Stated goal:
Your task is to extract every line from the material below exactly.

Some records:
━━━━━━━━━━━━━━━━

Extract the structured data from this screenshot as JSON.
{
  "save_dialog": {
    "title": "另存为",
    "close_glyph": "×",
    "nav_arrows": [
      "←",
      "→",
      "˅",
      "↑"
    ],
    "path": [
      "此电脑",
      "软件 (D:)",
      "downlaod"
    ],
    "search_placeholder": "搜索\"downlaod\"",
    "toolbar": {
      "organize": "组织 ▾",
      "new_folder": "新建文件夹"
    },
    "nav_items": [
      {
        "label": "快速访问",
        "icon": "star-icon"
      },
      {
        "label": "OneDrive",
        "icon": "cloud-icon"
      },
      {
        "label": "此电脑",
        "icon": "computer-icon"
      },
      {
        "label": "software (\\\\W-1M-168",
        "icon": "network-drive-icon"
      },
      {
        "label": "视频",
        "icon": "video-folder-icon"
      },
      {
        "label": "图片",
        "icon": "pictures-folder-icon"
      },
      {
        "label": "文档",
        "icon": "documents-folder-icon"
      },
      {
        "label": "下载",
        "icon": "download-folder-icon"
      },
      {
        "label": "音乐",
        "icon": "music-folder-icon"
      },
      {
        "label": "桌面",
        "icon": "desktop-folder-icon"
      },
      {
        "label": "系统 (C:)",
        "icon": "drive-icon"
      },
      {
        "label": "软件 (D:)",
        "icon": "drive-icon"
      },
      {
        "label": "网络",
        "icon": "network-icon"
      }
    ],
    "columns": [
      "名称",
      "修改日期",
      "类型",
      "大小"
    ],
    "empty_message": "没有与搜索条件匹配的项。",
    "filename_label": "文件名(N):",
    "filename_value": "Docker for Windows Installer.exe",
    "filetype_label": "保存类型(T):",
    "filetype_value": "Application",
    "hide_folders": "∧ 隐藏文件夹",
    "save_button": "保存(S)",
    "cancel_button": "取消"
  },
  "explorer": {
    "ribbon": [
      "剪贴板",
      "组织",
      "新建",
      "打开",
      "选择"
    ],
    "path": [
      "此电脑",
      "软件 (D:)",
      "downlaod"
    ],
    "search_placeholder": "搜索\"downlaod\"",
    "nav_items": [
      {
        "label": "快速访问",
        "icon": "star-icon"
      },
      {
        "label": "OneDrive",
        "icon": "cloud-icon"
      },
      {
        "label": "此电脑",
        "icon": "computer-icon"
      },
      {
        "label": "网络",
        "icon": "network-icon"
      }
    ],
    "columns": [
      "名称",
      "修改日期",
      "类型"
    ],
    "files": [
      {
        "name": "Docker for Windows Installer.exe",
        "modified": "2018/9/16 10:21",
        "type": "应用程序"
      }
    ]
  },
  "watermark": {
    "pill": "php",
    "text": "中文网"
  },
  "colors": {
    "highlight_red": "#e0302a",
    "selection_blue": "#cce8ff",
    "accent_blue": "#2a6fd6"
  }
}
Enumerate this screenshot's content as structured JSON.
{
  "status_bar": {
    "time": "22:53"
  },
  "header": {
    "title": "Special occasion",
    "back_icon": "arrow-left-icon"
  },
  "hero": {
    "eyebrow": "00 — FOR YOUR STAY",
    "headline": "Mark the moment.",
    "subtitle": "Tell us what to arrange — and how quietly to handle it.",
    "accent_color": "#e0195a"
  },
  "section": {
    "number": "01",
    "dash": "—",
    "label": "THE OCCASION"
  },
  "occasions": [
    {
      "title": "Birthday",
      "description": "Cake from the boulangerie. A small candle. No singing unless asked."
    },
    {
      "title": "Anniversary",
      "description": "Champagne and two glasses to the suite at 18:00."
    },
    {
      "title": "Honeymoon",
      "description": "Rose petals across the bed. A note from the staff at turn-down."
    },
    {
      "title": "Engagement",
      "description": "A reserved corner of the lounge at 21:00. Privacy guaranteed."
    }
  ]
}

━━━━━━━━━━━━━━━━

Solved problem:
Extract the structured data from this screenshot as JSON.
{
  "save_dialog": {
    "title": "另存为",
    "close_glyph": "×",
    "nav_arrows": [
      "←",
      "→",
      "˅",
      "↑"
    ],
    "path": [
      "此电脑",
      "软件 (D:)",
      "downlaod"
    ],
    "search_placeholder": "搜索\"downlaod\"",
    "toolbar": {
      "organize": "组织 ▾",
      "new_folder": "新建文件夹"
    },
    "nav_items": [
      {
        "label": "快速访问",
        "icon": "star-icon"
      },
      {
        "label": "OneDrive",
        "icon": "cloud-icon"
      },
      {
        "label": "此电脑",
        "icon": "computer-icon"
      },
      {
        "label": "software (\\\\W-1M-168",
        "icon": "network-drive-icon"
      },
      {
        "label": "视频",
        "icon": "video-folder-icon"
      },
      {
        "label": "图片",
        "icon": "pictures-folder-icon"
      },
      {
        "label": "文档",
        "icon": "documents-folder-icon"
      },
      {
        "label": "下载",
        "icon": "download-folder-icon"
      },
      {
        "label": "音乐",
        "icon": "music-folder-icon"
      },
      {
        "label": "桌面",
        "icon": "desktop-folder-icon"
      },
      {
        "label": "系统 (C:)",
        "icon": "drive-icon"
      },
      {
        "label": "软件 (D:)",
        "icon": "drive-icon"
      },
      {
        "label": "网络",
        "icon": "network-icon"
      }
    ],
    "columns": [
      "名称",
      "修改日期",
      "类型",
      "大小"
    ],
    "empty_message": "没有与搜索条件匹配的项。",
    "filename_label": "文件名(N):",
    "filename_value": "Docker for Windows Installer.exe",
    "filetype_label": "保存类型(T):",
    "filetype_value": "Application",
    "hide_folders": "∧ 隐藏文件夹",
    "save_button": "保存(S)",
    "cancel_button": "取消"
  },
  "explorer": {
    "ribbon": [
      "剪贴板",
      "组织",
      "新建",
      "打开",
      "选择"
    ],
    "path": [
      "此电脑",
      "软件 (D:)",
      "downlaod"
    ],
    "search_placeholder": "搜索\"downlaod\"",
    "nav_items": [
      {
        "label": "快速访问",
        "icon": "star-icon"
      },
      {
        "label": "OneDrive",
        "icon": "cloud-icon"
      },
      {
        "label": "此电脑",
        "icon": "computer-icon"
      },
      {
        "label": "网络",
        "icon": "network-icon"
      }
    ],
    "columns": [
      "名称",
      "修改日期",
      "类型"
    ],
    "files": [
      {
        "name": "Docker for Windows Installer.exe",
        "modified": "2018/9/16 10:21",
        "type": "应用程序"
      }
    ]
  },
  "watermark": {
    "pill": "php",
    "text": "中文网"
  },
  "colors": {
    "highlight_red": "#e0302a",
    "selection_blue": "#cce8ff",
    "accent_blue": "#2a6fd6"
  }
}
Enumerate this screenshot's content as structured JSON.
{
  "status_bar": {
    "time": "22:53"
  },
  "header": {
    "title": "Special occasion",
    "back_icon": "arrow-left-icon"
  },
  "hero": {
    "eyebrow": "00 — FOR YOUR STAY",
    "headline": "Mark the moment.",
    "subtitle": "Tell us what to arrange — and how quietly to handle it.",
    "accent_color": "#e0195a"
  },
  "section": {
    "number": "01",
    "dash": "—",
    "label": "THE OCCASION"
  },
  "occasions": [
    {
      "title": "Birthday",
      "description": "Cake from the boulangerie. A small candle. No singing unless asked."
    },
    {
      "title": "Anniversary",
      "description": "Champagne and two glasses to the suite at 18:00."
    },
    {
      "title": "Honeymoon",
      "description": "Rose petals across the bed. A note from the staff at turn-down."
    },
    {
      "title": "Engagement",
      "description": "A reserved corner of the lounge at 21:00. Privacy guaranteed."
    }
  ]
}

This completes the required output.